*Work to be completed:* Make an exact copy of the lines, leaving the pictures out.

— begin Input data —

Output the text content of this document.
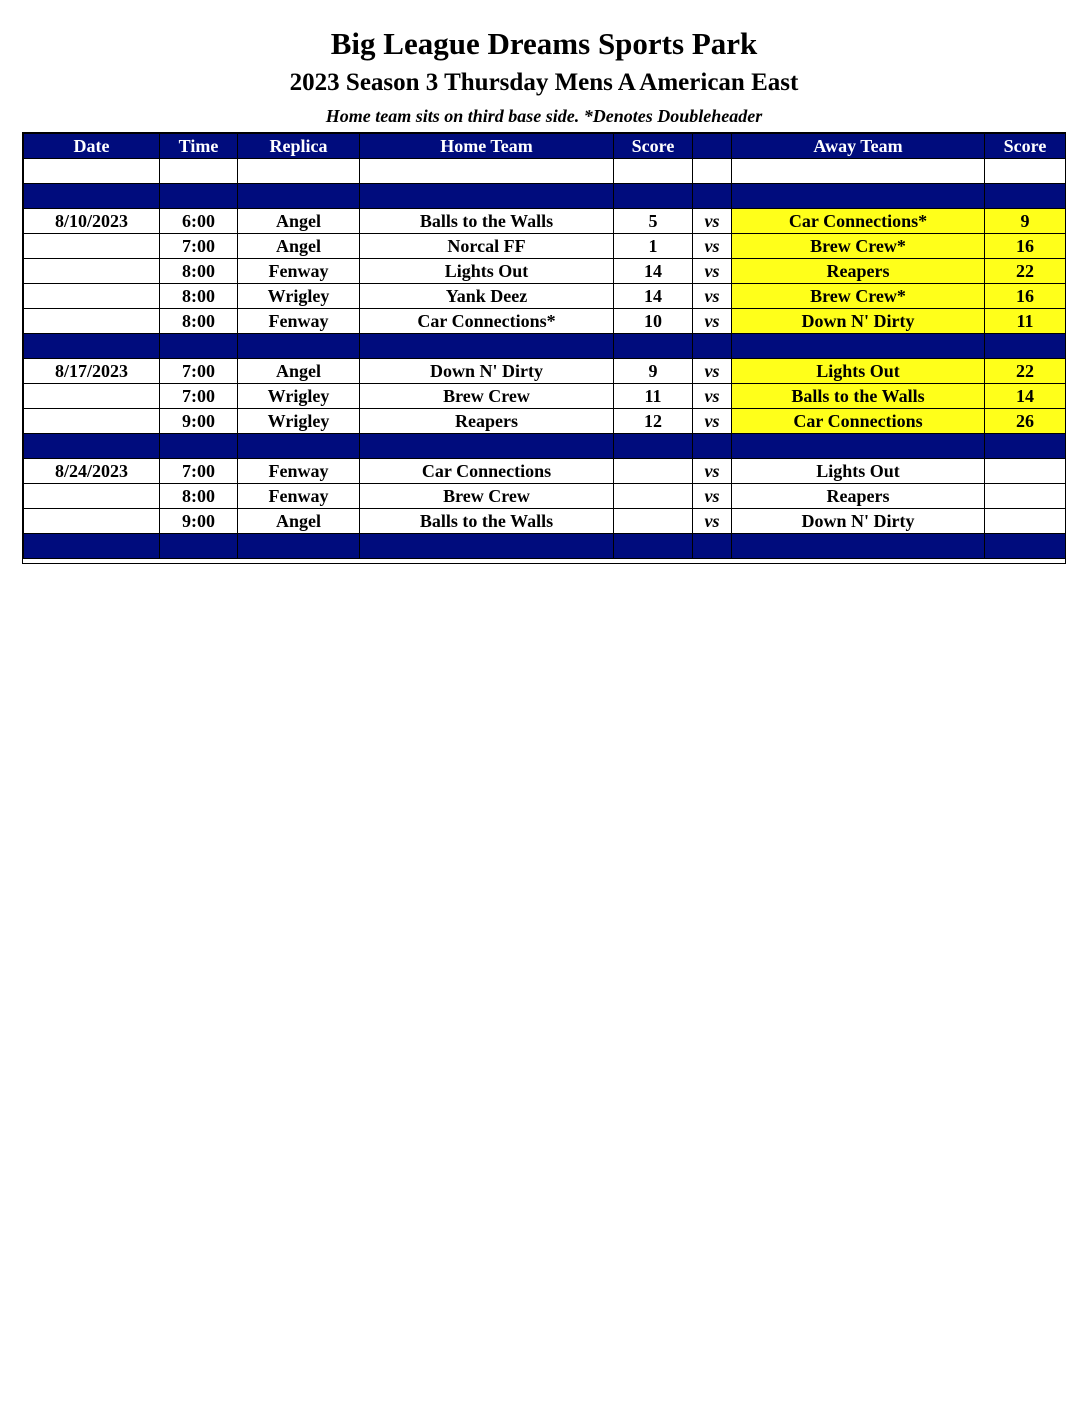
Big League Dreams Sports Park
2023 Season 3 Thursday Mens A American East
Home team sits on third base side. *Denotes Doubleheader
Date	Time	Replica	Home Team	Score		Away Team	Score

8/10/2023	6:00	Angel	Balls to the Walls	5	vs	Car Connections*	9
	7:00	Angel	Norcal FF	1	vs	Brew Crew*	16
	8:00	Fenway	Lights Out	14	vs	Reapers	22
	8:00	Wrigley	Yank Deez	14	vs	Brew Crew*	16
	8:00	Fenway	Car Connections*	10	vs	Down N' Dirty	11

8/17/2023	7:00	Angel	Down N' Dirty	9	vs	Lights Out	22
	7:00	Wrigley	Brew Crew	11	vs	Balls to the Walls	14
	9:00	Wrigley	Reapers	12	vs	Car Connections	26

8/24/2023	7:00	Fenway	Car Connections		vs	Lights Out	
	8:00	Fenway	Brew Crew		vs	Reapers	
	9:00	Angel	Balls to the Walls		vs	Down N' Dirty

— end Input data —

*Output for this exercise:*
Output the text content of this document.
Big League Dreams Sports Park
2023 Season 3 Thursday Mens A American East
Home team sits on third base side. *Denotes Doubleheader
Date	Time	Replica	Home Team	Score		Away Team	Score

8/10/2023	6:00	Angel	Balls to the Walls	5	vs	Car Connections*	9
	7:00	Angel	Norcal FF	1	vs	Brew Crew*	16
	8:00	Fenway	Lights Out	14	vs	Reapers	22
	8:00	Wrigley	Yank Deez	14	vs	Brew Crew*	16
	8:00	Fenway	Car Connections*	10	vs	Down N' Dirty	11

8/17/2023	7:00	Angel	Down N' Dirty	9	vs	Lights Out	22
	7:00	Wrigley	Brew Crew	11	vs	Balls to the Walls	14
	9:00	Wrigley	Reapers	12	vs	Car Connections	26

8/24/2023	7:00	Fenway	Car Connections		vs	Lights Out	
	8:00	Fenway	Brew Crew		vs	Reapers	
	9:00	Angel	Balls to the Walls		vs	Down N' Dirty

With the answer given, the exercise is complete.